# Does Grain Help Grow Cattle Faster?



## Chago (8 mo ago)

Hello everyone, I am still in cattle university here. I have completed finishing of cattle for the last 3 years. This year I apparently had three heifer calves birth via immaculate conception according to the guy who sold them to me. So I have now completed calving, pulling calves, and bottle raising calves as the 1.5 year old mother abandoned her calf. Unfortunately the one we pulled did not make it. One heifer did a great job at raising her calf. And the abandoned calf, after everyone told me he wouldn't survive... he is live and well now at about 5 months old. My original plan was to simply buy calves every year and finish them for my customers. But after calving and now having 3 of my own, I went down a new plan. I bought some pairs and now have 8 mama cows and 8 calves. All calves are in the 5-7 month old range and I am about to start weaning. We created a new pen so we could separate and keep separate until finish of the calves. I am familiar with the weaning process. my question was more about the next phase, growing them until slaughter.

So first off I do not have the best pastures as of yet. So I am currently feeding hay all year round and letting them eat whatever grass is there. The finishing pen is a 1.5 acre strip that is longer then wide( 500' x 150') . I realize many finish in smaller areas, but that's another conversation and I am happy with the larger area for my needs. My plan is to grow them until next September where they would go for slaughter. I have a good finishing program that has served me well for the last 3 years. Basically in the last 90 days working them up from 5-20lbs of grain per day. My question though is there any benefit to feeding them 5lbs per day from weaning right until 90 days out. Then stepping it up until finish? Will the 5lbs actually help them grow and build muscle? especially since they will mainly be eating 90% hay and 10% fresh grass. Or is this just a waste of money? I figure 8 months of 5lbs before I get into the finishing is going to cost me about 1/2 ton of grain per head. Would this 1/2ton help me see an extra 100lbs in body mass? 200? or maybe no different then hay alone? I try to find research on the subject and all the data discusses during finishing and not during growing. Also is there a particular grain that would help grow more muscle over just fatten?

#### [INFORMATION SHOWN]

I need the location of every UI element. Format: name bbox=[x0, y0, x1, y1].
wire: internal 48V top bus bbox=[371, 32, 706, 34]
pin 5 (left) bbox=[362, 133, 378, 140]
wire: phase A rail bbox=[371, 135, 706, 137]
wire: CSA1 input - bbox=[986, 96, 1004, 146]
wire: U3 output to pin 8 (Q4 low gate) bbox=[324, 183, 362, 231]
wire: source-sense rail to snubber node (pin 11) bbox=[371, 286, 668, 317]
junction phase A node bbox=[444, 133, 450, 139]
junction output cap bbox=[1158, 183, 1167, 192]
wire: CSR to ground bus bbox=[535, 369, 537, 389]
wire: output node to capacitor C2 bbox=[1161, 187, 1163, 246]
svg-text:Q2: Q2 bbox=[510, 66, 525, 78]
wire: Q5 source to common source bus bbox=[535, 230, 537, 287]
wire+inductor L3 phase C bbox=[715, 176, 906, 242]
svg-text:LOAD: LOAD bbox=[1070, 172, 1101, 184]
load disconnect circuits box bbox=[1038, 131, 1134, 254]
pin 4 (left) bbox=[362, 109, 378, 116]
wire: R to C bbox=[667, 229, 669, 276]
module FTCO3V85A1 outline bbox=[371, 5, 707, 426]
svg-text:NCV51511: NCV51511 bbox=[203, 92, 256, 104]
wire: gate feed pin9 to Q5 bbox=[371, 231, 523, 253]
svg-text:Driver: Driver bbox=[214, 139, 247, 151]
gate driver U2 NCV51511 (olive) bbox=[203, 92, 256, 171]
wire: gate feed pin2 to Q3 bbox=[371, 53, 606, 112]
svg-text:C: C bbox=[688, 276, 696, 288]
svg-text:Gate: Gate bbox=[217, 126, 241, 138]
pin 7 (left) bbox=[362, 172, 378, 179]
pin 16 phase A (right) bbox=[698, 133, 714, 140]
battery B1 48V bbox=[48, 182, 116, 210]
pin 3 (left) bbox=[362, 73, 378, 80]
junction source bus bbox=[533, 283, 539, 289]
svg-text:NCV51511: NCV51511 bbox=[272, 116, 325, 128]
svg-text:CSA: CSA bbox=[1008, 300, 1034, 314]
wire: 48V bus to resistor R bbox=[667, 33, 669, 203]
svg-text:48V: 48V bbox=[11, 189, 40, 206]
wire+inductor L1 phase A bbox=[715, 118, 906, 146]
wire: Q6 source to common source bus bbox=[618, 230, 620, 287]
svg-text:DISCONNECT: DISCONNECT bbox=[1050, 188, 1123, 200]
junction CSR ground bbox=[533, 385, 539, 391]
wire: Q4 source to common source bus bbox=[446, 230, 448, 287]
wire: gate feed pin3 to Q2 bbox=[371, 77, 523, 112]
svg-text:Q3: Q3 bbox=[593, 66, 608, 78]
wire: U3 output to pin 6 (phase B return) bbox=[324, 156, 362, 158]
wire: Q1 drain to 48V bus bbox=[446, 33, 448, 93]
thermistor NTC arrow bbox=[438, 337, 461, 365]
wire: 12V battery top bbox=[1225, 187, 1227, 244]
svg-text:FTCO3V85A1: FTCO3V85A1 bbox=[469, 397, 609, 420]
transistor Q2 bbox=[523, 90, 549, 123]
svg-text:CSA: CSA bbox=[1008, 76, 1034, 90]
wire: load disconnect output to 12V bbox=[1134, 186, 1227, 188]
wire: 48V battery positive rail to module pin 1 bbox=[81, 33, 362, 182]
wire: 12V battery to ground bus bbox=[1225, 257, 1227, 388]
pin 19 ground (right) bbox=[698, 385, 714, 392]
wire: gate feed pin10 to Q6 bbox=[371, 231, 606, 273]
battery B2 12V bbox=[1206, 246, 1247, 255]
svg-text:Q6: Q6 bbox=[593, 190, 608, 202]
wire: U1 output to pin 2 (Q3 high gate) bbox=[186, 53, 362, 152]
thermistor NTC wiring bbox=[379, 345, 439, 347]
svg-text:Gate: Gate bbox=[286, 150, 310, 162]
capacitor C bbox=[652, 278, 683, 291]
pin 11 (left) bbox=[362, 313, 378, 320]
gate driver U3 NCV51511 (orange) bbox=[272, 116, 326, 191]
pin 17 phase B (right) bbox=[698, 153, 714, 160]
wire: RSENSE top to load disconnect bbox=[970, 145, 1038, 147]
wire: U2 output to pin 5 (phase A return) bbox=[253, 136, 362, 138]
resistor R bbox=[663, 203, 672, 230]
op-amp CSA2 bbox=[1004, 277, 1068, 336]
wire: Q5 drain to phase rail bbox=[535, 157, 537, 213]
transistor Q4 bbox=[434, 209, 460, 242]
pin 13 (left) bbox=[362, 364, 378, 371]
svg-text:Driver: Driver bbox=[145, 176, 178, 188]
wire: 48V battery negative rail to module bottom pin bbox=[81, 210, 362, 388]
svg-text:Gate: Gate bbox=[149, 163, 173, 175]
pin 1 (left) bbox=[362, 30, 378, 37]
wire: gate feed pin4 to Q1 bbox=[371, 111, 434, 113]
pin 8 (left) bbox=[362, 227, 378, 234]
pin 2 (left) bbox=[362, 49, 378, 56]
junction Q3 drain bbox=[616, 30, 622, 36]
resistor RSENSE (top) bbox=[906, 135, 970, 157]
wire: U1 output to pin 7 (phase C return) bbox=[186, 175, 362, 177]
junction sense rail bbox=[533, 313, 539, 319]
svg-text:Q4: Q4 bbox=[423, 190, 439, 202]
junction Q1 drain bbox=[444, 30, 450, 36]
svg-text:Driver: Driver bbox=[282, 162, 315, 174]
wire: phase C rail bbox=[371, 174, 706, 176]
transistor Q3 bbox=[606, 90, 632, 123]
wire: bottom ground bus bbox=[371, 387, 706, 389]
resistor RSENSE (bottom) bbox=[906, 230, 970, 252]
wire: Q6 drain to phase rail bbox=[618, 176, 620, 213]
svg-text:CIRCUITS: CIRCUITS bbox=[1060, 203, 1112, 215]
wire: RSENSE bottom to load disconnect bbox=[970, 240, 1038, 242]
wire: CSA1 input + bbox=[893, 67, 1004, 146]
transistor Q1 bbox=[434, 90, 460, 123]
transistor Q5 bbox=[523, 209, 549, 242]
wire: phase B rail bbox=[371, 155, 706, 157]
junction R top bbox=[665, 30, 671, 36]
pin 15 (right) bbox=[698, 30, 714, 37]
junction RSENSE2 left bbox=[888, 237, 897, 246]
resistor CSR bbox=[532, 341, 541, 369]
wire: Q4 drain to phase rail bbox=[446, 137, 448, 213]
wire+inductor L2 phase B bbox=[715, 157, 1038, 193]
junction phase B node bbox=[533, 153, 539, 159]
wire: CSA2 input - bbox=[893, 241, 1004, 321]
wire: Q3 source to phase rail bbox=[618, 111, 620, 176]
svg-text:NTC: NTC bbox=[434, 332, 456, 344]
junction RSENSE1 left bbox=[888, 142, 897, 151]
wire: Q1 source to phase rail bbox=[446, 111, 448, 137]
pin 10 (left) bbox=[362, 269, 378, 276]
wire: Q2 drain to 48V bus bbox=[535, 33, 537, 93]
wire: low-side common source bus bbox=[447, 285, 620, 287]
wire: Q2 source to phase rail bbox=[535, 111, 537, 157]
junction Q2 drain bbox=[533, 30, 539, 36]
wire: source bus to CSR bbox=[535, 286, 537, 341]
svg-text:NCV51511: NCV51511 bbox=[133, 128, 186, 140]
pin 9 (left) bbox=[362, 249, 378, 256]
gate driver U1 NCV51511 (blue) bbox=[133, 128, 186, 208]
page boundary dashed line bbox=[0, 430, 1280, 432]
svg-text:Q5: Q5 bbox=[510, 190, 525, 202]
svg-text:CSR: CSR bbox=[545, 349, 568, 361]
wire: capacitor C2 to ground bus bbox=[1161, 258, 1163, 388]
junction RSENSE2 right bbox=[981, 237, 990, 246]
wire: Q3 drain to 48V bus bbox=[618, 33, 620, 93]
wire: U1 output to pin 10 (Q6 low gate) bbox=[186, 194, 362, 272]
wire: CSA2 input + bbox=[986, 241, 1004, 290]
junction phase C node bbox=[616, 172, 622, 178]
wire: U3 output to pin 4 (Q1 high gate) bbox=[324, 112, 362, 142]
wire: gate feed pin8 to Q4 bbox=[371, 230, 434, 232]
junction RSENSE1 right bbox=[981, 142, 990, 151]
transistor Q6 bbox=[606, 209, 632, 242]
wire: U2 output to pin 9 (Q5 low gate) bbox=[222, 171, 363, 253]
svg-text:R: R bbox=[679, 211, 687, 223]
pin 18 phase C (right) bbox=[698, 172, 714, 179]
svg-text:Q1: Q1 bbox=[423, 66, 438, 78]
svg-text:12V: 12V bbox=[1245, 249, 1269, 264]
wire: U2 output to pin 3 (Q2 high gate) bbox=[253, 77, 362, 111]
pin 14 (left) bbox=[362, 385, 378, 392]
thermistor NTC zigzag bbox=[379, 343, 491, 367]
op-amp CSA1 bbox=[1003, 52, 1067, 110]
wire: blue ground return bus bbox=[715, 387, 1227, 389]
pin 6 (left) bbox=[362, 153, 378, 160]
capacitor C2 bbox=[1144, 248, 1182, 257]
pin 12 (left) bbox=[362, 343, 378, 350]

#### [TO-DO LIST]
- a) List the activities that the poster in the cattle grain thread says they have completed.
- b) Continue the cattle grain thread after the final post.

#### [THE RESULTS]
- a)
- Finishing cattle (for the last 3 years)
- Calving
- Pulling calves
- Bottle raising calves

- b)
Thank you


----------



## mstahl (24 d ago)

Greetings,
Different breeds respond differently to feed regimes so you may need to conduct a little experimentation with grain feed rates on your own herd. Climate may also have an effect on whether the extra energy from grain goes to fat or muscle. In my experience with highland/angus cross in an extremely cold climate extra energy goes to fat production, which my customers love, by the way! I supply my cattle free-choice spent grain from the local brewery, all they can eat, in addition to hay in winter, pasture grass in summer. Check out spent grain if you have a source reasonably close by. In our area whole grain runs about $0.30/lb, processed grain is at least $0.70/lb, spent grain is free. Good luck!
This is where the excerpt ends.